Task details
Give the number of lines containing "left" in this listing, with no other words.

Dataset extract
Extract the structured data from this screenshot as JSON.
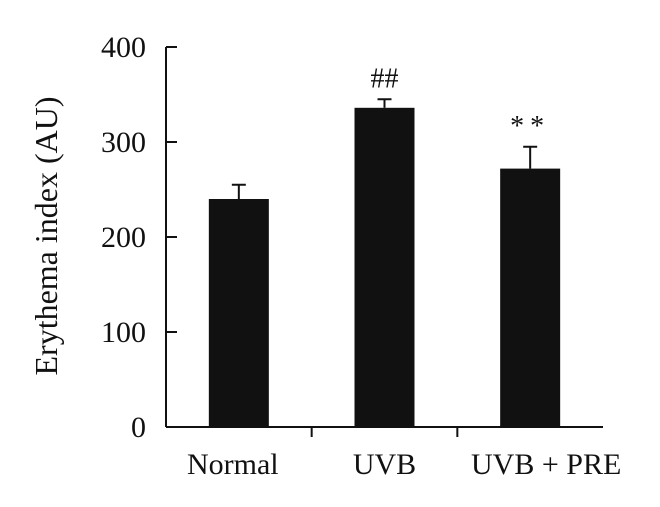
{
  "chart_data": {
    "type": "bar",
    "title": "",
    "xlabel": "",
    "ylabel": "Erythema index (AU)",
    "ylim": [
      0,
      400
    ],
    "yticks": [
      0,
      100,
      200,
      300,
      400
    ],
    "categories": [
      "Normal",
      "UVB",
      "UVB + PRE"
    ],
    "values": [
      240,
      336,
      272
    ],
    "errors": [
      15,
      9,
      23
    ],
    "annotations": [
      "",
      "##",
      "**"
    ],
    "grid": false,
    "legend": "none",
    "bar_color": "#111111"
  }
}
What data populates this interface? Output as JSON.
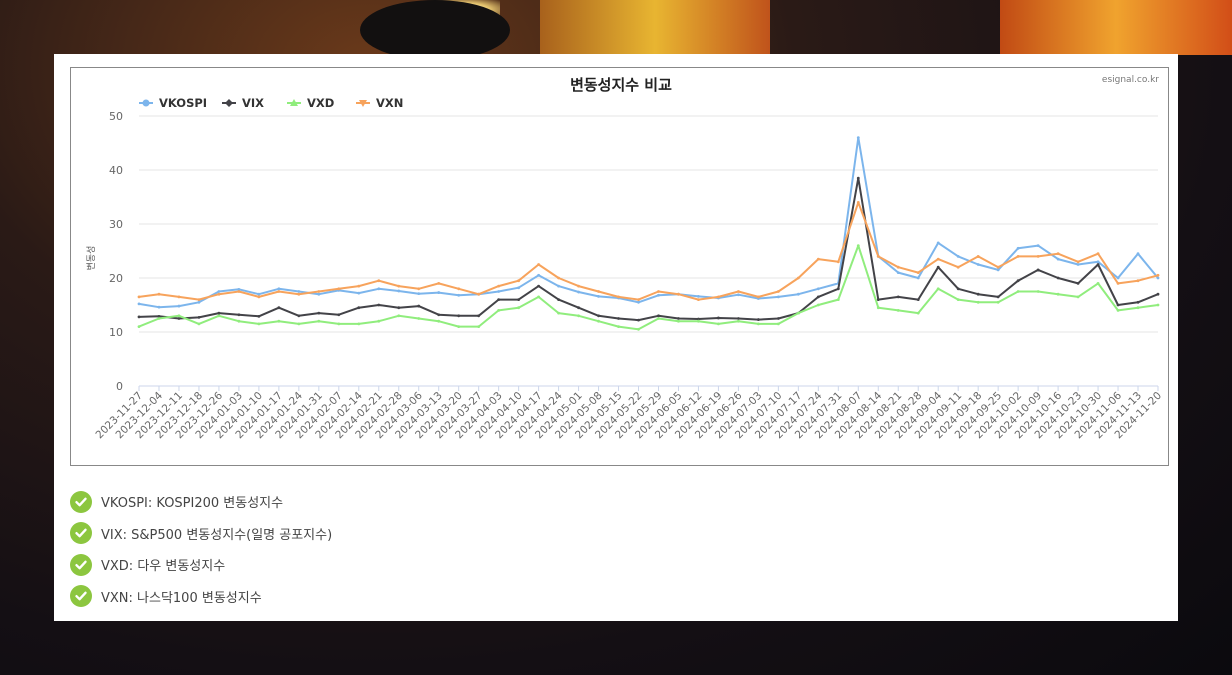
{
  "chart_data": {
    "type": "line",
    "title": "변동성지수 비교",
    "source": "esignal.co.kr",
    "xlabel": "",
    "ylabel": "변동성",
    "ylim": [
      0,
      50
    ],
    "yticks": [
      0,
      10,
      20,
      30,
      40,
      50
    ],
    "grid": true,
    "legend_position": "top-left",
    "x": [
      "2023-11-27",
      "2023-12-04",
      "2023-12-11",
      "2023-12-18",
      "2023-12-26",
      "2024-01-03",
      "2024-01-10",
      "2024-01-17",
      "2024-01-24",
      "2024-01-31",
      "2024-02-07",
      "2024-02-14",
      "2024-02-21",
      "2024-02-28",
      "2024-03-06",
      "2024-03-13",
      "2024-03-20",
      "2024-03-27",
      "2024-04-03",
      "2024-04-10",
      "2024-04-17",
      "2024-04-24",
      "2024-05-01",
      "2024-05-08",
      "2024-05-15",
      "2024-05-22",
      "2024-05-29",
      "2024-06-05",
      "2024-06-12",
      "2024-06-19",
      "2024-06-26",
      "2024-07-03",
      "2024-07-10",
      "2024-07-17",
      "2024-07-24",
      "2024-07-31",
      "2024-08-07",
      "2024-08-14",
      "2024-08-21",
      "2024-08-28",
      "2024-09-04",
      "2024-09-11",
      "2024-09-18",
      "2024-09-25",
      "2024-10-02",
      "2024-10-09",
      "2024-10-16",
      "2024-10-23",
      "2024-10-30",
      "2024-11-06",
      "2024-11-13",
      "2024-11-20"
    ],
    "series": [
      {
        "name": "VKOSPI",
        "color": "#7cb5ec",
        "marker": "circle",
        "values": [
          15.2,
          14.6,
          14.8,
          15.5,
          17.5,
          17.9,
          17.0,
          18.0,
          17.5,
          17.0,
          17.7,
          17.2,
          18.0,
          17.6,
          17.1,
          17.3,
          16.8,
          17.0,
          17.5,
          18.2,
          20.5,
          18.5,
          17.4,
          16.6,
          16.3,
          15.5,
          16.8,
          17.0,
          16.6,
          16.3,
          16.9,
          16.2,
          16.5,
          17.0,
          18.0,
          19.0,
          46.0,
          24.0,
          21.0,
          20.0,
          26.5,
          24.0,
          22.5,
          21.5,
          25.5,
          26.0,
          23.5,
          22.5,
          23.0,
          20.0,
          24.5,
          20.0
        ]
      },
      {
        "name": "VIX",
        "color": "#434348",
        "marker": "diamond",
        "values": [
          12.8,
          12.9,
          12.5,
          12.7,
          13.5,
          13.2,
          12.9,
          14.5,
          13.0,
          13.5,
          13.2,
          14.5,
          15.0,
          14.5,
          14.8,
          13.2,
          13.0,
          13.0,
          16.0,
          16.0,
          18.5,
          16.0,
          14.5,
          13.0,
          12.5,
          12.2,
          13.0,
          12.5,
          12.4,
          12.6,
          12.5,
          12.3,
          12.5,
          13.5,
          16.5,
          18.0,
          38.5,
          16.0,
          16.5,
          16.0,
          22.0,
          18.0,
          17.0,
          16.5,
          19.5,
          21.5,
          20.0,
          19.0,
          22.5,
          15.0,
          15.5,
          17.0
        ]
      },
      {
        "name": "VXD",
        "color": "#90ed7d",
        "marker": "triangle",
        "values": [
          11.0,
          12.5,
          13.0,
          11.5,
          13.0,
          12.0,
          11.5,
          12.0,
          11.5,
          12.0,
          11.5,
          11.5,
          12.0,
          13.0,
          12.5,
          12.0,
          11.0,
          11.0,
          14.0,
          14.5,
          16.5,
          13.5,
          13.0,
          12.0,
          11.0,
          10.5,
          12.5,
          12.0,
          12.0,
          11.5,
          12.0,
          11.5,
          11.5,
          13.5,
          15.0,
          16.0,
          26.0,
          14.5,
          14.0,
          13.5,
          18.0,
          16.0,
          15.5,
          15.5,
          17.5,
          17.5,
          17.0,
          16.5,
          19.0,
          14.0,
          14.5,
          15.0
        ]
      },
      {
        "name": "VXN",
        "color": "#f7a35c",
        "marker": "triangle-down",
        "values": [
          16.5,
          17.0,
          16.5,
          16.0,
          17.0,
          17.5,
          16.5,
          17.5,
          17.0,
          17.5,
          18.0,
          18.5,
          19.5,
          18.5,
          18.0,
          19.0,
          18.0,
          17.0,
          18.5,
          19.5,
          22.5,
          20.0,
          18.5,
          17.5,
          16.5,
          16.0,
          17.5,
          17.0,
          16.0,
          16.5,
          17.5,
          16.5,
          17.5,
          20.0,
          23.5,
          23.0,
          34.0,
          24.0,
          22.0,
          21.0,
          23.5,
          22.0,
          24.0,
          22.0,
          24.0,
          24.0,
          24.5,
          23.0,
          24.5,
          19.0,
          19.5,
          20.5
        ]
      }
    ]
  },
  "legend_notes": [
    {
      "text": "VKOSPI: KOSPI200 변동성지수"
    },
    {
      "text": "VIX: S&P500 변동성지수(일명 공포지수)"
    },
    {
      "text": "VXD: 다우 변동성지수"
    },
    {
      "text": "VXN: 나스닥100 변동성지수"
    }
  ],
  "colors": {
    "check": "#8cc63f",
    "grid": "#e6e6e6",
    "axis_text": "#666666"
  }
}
==
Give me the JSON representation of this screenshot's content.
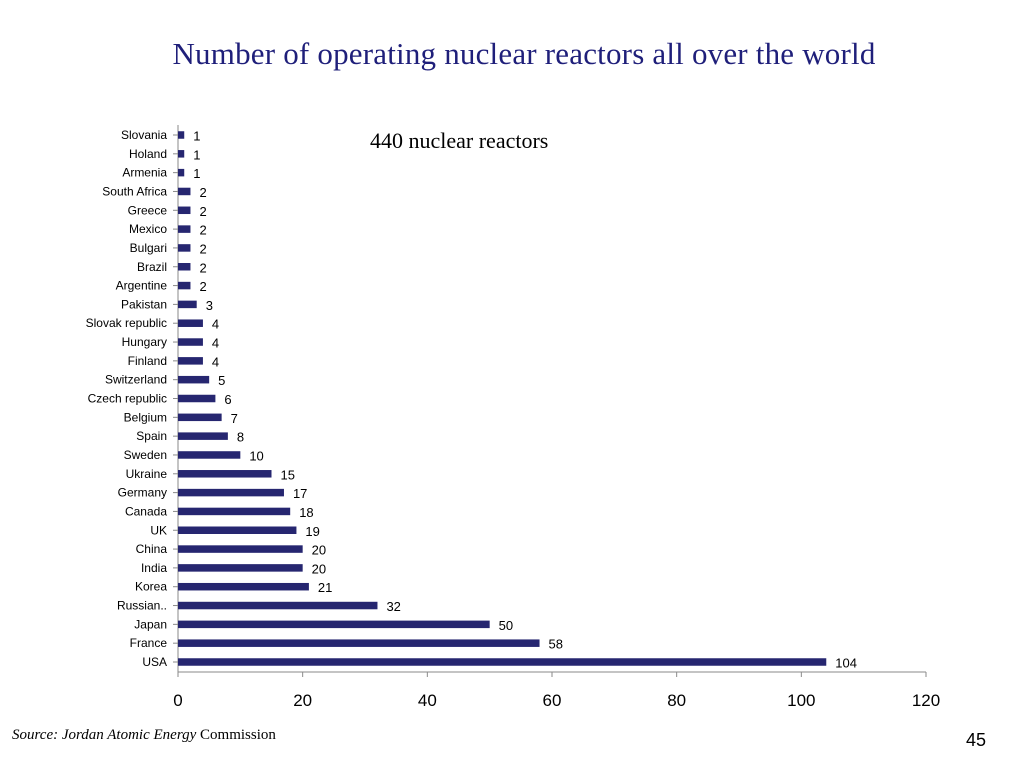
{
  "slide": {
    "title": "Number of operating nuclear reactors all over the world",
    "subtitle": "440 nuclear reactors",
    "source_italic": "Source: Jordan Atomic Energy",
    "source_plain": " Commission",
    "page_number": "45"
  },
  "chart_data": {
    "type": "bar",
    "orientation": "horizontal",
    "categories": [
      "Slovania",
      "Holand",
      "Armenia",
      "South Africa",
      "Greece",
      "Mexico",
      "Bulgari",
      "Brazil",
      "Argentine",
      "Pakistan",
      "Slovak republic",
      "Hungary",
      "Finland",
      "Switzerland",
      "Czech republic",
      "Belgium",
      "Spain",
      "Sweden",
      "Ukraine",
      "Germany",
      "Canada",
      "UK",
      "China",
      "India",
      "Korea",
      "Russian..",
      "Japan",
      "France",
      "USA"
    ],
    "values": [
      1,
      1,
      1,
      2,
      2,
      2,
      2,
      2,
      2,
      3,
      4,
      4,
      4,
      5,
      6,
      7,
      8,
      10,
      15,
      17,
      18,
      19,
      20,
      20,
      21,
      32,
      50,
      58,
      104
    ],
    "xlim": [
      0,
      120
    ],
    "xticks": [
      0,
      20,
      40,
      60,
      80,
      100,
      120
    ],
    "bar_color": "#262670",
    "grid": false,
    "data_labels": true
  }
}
---
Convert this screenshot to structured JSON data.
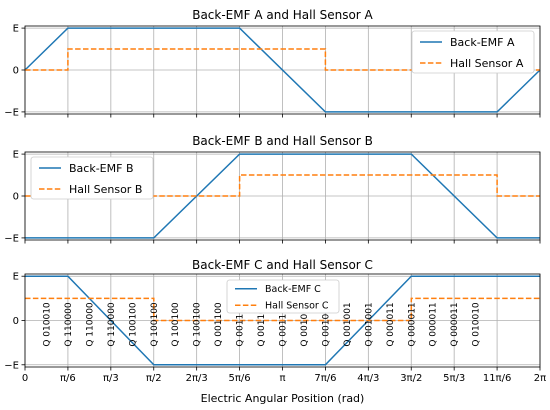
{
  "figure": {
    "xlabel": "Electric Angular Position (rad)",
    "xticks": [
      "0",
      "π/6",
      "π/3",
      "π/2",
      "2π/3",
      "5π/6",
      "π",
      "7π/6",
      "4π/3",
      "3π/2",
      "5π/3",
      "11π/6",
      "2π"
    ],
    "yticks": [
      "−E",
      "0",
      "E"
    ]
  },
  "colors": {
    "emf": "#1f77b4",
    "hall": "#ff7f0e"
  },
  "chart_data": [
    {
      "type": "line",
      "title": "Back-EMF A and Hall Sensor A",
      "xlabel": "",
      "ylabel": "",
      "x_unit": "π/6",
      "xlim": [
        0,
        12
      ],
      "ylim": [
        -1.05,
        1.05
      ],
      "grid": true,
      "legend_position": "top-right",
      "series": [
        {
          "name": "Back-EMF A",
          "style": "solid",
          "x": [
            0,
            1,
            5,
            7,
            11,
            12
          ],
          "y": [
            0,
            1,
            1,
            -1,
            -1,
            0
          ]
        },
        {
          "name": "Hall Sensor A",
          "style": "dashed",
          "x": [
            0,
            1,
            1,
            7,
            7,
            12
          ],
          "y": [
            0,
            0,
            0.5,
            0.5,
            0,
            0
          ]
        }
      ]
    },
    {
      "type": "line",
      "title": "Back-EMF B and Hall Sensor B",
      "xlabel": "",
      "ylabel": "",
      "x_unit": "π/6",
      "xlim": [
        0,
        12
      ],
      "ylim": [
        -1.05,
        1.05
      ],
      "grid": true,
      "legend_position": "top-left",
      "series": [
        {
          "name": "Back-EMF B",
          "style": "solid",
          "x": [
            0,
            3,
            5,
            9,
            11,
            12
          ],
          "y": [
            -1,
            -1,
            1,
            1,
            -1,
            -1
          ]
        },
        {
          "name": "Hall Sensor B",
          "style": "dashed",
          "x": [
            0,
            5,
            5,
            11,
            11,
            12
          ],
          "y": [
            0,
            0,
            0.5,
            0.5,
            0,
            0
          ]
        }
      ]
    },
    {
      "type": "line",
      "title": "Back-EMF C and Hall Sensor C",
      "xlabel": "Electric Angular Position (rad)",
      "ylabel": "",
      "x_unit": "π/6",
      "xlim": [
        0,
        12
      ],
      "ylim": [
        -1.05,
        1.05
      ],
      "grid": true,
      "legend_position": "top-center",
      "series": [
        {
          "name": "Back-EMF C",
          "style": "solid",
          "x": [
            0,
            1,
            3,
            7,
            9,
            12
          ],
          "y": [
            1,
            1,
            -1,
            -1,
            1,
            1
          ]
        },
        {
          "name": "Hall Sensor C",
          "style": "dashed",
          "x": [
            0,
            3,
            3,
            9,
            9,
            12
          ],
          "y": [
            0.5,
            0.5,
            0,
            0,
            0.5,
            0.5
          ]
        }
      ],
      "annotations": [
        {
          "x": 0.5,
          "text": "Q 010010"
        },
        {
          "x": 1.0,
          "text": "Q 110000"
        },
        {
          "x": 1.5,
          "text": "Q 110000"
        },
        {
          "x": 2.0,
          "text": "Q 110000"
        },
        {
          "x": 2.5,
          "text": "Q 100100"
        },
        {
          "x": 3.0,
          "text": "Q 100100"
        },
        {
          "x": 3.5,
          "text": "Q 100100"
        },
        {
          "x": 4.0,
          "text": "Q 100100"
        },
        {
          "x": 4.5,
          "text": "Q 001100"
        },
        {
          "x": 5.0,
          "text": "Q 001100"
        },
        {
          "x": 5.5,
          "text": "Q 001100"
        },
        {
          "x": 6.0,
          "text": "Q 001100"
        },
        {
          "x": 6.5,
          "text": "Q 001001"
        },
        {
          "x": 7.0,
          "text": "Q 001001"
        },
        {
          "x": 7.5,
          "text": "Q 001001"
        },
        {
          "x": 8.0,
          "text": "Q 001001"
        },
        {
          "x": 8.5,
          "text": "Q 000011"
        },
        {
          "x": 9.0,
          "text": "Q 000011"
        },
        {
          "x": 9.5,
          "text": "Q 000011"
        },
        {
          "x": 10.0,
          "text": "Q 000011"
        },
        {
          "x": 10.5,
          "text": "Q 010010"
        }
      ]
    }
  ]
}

Reply
2